== REQUIREMENT ==
Transcribe the listing in full, excluding any pictures.

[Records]
-- begin --

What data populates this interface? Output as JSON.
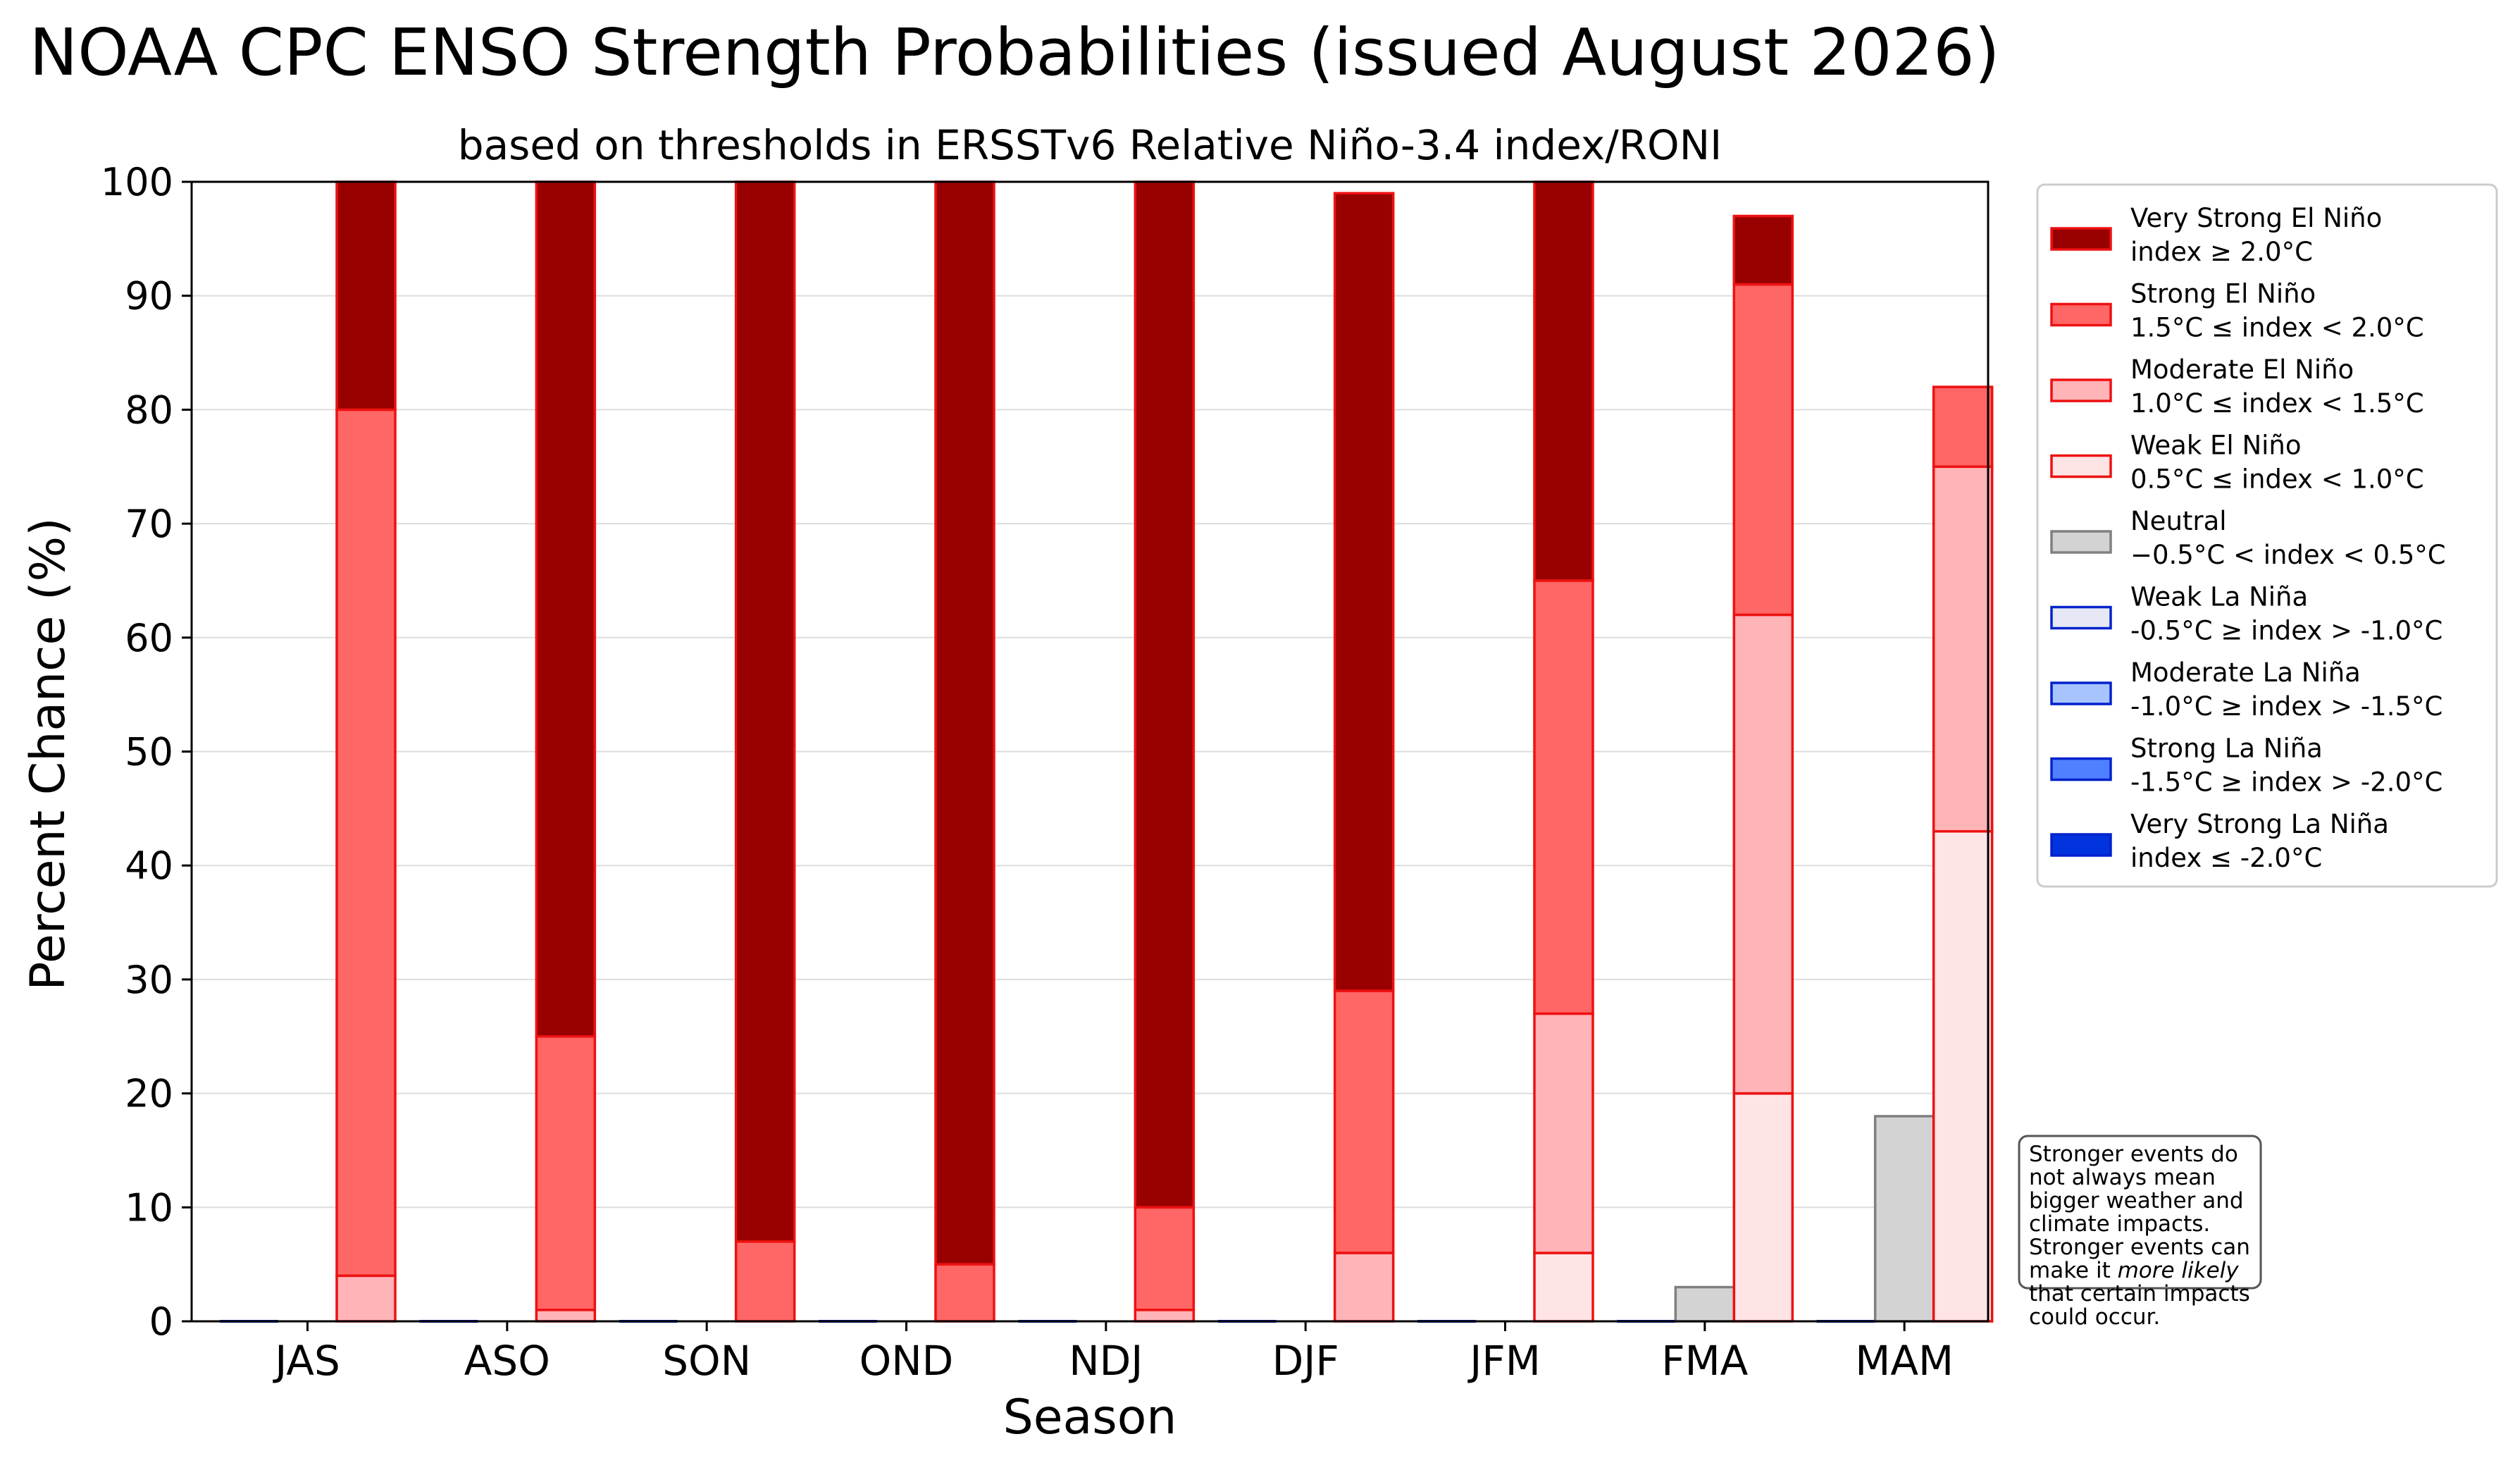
{
  "chart_data": {
    "type": "bar",
    "title": "NOAA CPC ENSO Strength Probabilities (issued August 2026)",
    "subtitle": "based on thresholds in ERSSTv6 Relative Niño-3.4 index/RONI",
    "xlabel": "Season",
    "ylabel": "Percent Chance (%)",
    "ylim": [
      0,
      100
    ],
    "yticks": [
      "0",
      "10",
      "20",
      "30",
      "40",
      "50",
      "60",
      "70",
      "80",
      "90",
      "100"
    ],
    "grid": "horizontal",
    "legend_position": "right",
    "categories": [
      "JAS",
      "ASO",
      "SON",
      "OND",
      "NDJ",
      "DJF",
      "JFM",
      "FMA",
      "MAM"
    ],
    "la_nina_series": [
      {
        "name": "Weak La Niña",
        "range": "-0.5°C ≥ index > -1.0°C",
        "fill": "#e6e8f6",
        "edge": "#0022cc",
        "values": [
          0,
          0,
          0,
          0,
          0,
          0,
          0,
          0,
          0
        ]
      },
      {
        "name": "Moderate La Niña",
        "range": "-1.0°C ≥ index > -1.5°C",
        "fill": "#a8c4ff",
        "edge": "#0022cc",
        "values": [
          0,
          0,
          0,
          0,
          0,
          0,
          0,
          0,
          0
        ]
      },
      {
        "name": "Strong La Niña",
        "range": "-1.5°C ≥ index > -2.0°C",
        "fill": "#4f80ff",
        "edge": "#0022cc",
        "values": [
          0,
          0,
          0,
          0,
          0,
          0,
          0,
          0,
          0
        ]
      },
      {
        "name": "Very Strong La Niña",
        "range": "index ≤ -2.0°C",
        "fill": "#0033dd",
        "edge": "#0022cc",
        "values": [
          0,
          0,
          0,
          0,
          0,
          0,
          0,
          0,
          0
        ]
      }
    ],
    "neutral_series": {
      "name": "Neutral",
      "range": "−0.5°C < index < 0.5°C",
      "fill": "#d3d3d3",
      "edge": "#808080",
      "values": [
        0,
        0,
        0,
        0,
        0,
        0,
        0,
        3,
        18
      ]
    },
    "el_nino_series": [
      {
        "name": "Weak El Niño",
        "range": "0.5°C ≤ index < 1.0°C",
        "fill": "#ffe4e6",
        "edge": "#ee1111",
        "values": [
          0,
          0,
          0,
          0,
          0,
          0,
          6,
          20,
          43
        ]
      },
      {
        "name": "Moderate El Niño",
        "range": "1.0°C ≤ index < 1.5°C",
        "fill": "#ffb4b8",
        "edge": "#ee1111",
        "values": [
          4,
          1,
          0,
          0,
          1,
          6,
          21,
          42,
          32
        ]
      },
      {
        "name": "Strong El Niño",
        "range": "1.5°C ≤ index < 2.0°C",
        "fill": "#ff6666",
        "edge": "#ee1111",
        "values": [
          76,
          24,
          7,
          5,
          9,
          23,
          38,
          29,
          7
        ]
      },
      {
        "name": "Very Strong El Niño",
        "range": "index ≥ 2.0°C",
        "fill": "#990000",
        "edge": "#ee1111",
        "values": [
          20,
          75,
          93,
          95,
          90,
          70,
          35,
          6,
          0
        ]
      }
    ],
    "annotation": "Stronger events do not always mean bigger weather and climate impacts. Stronger events can make it more likely that certain impacts could occur."
  },
  "note": {
    "before": "Stronger events do not always mean bigger weather and climate impacts. Stronger events can make it ",
    "emphasis": "more likely",
    "after": " that certain impacts could occur."
  }
}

-- end --

== RESULT OF THIS EXERCISE ==
What data populates this interface? Output as JSON.
{
  "chart_data": {
    "type": "bar",
    "title": "NOAA CPC ENSO Strength Probabilities (issued August 2026)",
    "subtitle": "based on thresholds in ERSSTv6 Relative Niño-3.4 index/RONI",
    "xlabel": "Season",
    "ylabel": "Percent Chance (%)",
    "ylim": [
      0,
      100
    ],
    "yticks": [
      "0",
      "10",
      "20",
      "30",
      "40",
      "50",
      "60",
      "70",
      "80",
      "90",
      "100"
    ],
    "grid": "horizontal",
    "legend_position": "right",
    "categories": [
      "JAS",
      "ASO",
      "SON",
      "OND",
      "NDJ",
      "DJF",
      "JFM",
      "FMA",
      "MAM"
    ],
    "la_nina_series": [
      {
        "name": "Weak La Niña",
        "range": "-0.5°C ≥ index > -1.0°C",
        "fill": "#e6e8f6",
        "edge": "#0022cc",
        "values": [
          0,
          0,
          0,
          0,
          0,
          0,
          0,
          0,
          0
        ]
      },
      {
        "name": "Moderate La Niña",
        "range": "-1.0°C ≥ index > -1.5°C",
        "fill": "#a8c4ff",
        "edge": "#0022cc",
        "values": [
          0,
          0,
          0,
          0,
          0,
          0,
          0,
          0,
          0
        ]
      },
      {
        "name": "Strong La Niña",
        "range": "-1.5°C ≥ index > -2.0°C",
        "fill": "#4f80ff",
        "edge": "#0022cc",
        "values": [
          0,
          0,
          0,
          0,
          0,
          0,
          0,
          0,
          0
        ]
      },
      {
        "name": "Very Strong La Niña",
        "range": "index ≤ -2.0°C",
        "fill": "#0033dd",
        "edge": "#0022cc",
        "values": [
          0,
          0,
          0,
          0,
          0,
          0,
          0,
          0,
          0
        ]
      }
    ],
    "neutral_series": {
      "name": "Neutral",
      "range": "−0.5°C < index < 0.5°C",
      "fill": "#d3d3d3",
      "edge": "#808080",
      "values": [
        0,
        0,
        0,
        0,
        0,
        0,
        0,
        3,
        18
      ]
    },
    "el_nino_series": [
      {
        "name": "Weak El Niño",
        "range": "0.5°C ≤ index < 1.0°C",
        "fill": "#ffe4e6",
        "edge": "#ee1111",
        "values": [
          0,
          0,
          0,
          0,
          0,
          0,
          6,
          20,
          43
        ]
      },
      {
        "name": "Moderate El Niño",
        "range": "1.0°C ≤ index < 1.5°C",
        "fill": "#ffb4b8",
        "edge": "#ee1111",
        "values": [
          4,
          1,
          0,
          0,
          1,
          6,
          21,
          42,
          32
        ]
      },
      {
        "name": "Strong El Niño",
        "range": "1.5°C ≤ index < 2.0°C",
        "fill": "#ff6666",
        "edge": "#ee1111",
        "values": [
          76,
          24,
          7,
          5,
          9,
          23,
          38,
          29,
          7
        ]
      },
      {
        "name": "Very Strong El Niño",
        "range": "index ≥ 2.0°C",
        "fill": "#990000",
        "edge": "#ee1111",
        "values": [
          20,
          75,
          93,
          95,
          90,
          70,
          35,
          6,
          0
        ]
      }
    ],
    "annotation": "Stronger events do not always mean bigger weather and climate impacts. Stronger events can make it more likely that certain impacts could occur."
  },
  "note": {
    "before": "Stronger events do not always mean bigger weather and climate impacts. Stronger events can make it ",
    "emphasis": "more likely",
    "after": " that certain impacts could occur."
  }
}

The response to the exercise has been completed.